Entries from a dataset
>>>
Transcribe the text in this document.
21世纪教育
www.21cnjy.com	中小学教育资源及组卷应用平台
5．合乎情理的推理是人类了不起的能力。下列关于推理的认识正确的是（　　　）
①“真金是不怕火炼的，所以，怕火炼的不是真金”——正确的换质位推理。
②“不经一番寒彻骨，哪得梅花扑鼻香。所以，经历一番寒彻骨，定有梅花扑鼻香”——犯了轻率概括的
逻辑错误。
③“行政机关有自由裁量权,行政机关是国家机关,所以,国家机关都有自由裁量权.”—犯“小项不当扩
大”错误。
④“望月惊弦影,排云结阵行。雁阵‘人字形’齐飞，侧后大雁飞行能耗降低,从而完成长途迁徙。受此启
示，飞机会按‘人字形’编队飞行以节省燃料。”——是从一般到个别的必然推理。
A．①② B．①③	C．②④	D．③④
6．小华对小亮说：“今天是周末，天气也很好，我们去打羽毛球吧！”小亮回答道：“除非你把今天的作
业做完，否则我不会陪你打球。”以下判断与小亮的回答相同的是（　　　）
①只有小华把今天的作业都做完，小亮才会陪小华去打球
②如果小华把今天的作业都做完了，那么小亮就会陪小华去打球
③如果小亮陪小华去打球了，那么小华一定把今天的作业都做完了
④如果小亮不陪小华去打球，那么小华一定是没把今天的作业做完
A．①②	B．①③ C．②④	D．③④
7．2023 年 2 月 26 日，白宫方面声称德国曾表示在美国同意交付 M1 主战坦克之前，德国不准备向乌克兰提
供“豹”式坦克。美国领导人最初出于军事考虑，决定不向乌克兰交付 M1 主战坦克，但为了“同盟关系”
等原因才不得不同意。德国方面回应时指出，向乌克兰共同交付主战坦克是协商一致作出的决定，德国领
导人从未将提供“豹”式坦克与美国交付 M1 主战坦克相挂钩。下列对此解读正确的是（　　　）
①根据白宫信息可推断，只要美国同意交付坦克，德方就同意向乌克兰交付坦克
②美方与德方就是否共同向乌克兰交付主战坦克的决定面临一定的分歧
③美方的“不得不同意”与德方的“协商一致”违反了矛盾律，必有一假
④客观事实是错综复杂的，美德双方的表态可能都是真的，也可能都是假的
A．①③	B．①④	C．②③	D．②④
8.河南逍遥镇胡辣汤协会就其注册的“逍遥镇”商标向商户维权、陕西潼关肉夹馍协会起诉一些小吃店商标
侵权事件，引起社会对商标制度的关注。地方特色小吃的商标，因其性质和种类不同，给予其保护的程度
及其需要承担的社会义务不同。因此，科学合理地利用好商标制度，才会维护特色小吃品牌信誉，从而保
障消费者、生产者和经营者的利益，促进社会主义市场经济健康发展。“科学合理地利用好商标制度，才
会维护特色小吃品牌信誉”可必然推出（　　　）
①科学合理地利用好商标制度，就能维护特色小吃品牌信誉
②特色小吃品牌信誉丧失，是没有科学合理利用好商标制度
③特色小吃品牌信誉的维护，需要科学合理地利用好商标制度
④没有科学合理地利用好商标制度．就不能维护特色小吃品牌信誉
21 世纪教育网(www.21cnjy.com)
<<<
Goal of the exercise: Retype the listing. Match it exactly.

Right answer:
Transcribe the text in this document.
21世纪教育
www.21cnjy.com	中小学教育资源及组卷应用平台
5．合乎情理的推理是人类了不起的能力。下列关于推理的认识正确的是（　　　）
①“真金是不怕火炼的，所以，怕火炼的不是真金”——正确的换质位推理。
②“不经一番寒彻骨，哪得梅花扑鼻香。所以，经历一番寒彻骨，定有梅花扑鼻香”——犯了轻率概括的
逻辑错误。
③“行政机关有自由裁量权,行政机关是国家机关,所以,国家机关都有自由裁量权.”—犯“小项不当扩
大”错误。
④“望月惊弦影,排云结阵行。雁阵‘人字形’齐飞，侧后大雁飞行能耗降低,从而完成长途迁徙。受此启
示，飞机会按‘人字形’编队飞行以节省燃料。”——是从一般到个别的必然推理。
A．①② B．①③	C．②④	D．③④
6．小华对小亮说：“今天是周末，天气也很好，我们去打羽毛球吧！”小亮回答道：“除非你把今天的作
业做完，否则我不会陪你打球。”以下判断与小亮的回答相同的是（　　　）
①只有小华把今天的作业都做完，小亮才会陪小华去打球
②如果小华把今天的作业都做完了，那么小亮就会陪小华去打球
③如果小亮陪小华去打球了，那么小华一定把今天的作业都做完了
④如果小亮不陪小华去打球，那么小华一定是没把今天的作业做完
A．①②	B．①③ C．②④	D．③④
7．2023 年 2 月 26 日，白宫方面声称德国曾表示在美国同意交付 M1 主战坦克之前，德国不准备向乌克兰提
供“豹”式坦克。美国领导人最初出于军事考虑，决定不向乌克兰交付 M1 主战坦克，但为了“同盟关系”
等原因才不得不同意。德国方面回应时指出，向乌克兰共同交付主战坦克是协商一致作出的决定，德国领
导人从未将提供“豹”式坦克与美国交付 M1 主战坦克相挂钩。下列对此解读正确的是（　　　）
①根据白宫信息可推断，只要美国同意交付坦克，德方就同意向乌克兰交付坦克
②美方与德方就是否共同向乌克兰交付主战坦克的决定面临一定的分歧
③美方的“不得不同意”与德方的“协商一致”违反了矛盾律，必有一假
④客观事实是错综复杂的，美德双方的表态可能都是真的，也可能都是假的
A．①③	B．①④	C．②③	D．②④
8.河南逍遥镇胡辣汤协会就其注册的“逍遥镇”商标向商户维权、陕西潼关肉夹馍协会起诉一些小吃店商标
侵权事件，引起社会对商标制度的关注。地方特色小吃的商标，因其性质和种类不同，给予其保护的程度
及其需要承担的社会义务不同。因此，科学合理地利用好商标制度，才会维护特色小吃品牌信誉，从而保
障消费者、生产者和经营者的利益，促进社会主义市场经济健康发展。“科学合理地利用好商标制度，才
会维护特色小吃品牌信誉”可必然推出（　　　）
①科学合理地利用好商标制度，就能维护特色小吃品牌信誉
②特色小吃品牌信誉丧失，是没有科学合理利用好商标制度
③特色小吃品牌信誉的维护，需要科学合理地利用好商标制度
④没有科学合理地利用好商标制度．就不能维护特色小吃品牌信誉
21 世纪教育网(www.21cnjy.com)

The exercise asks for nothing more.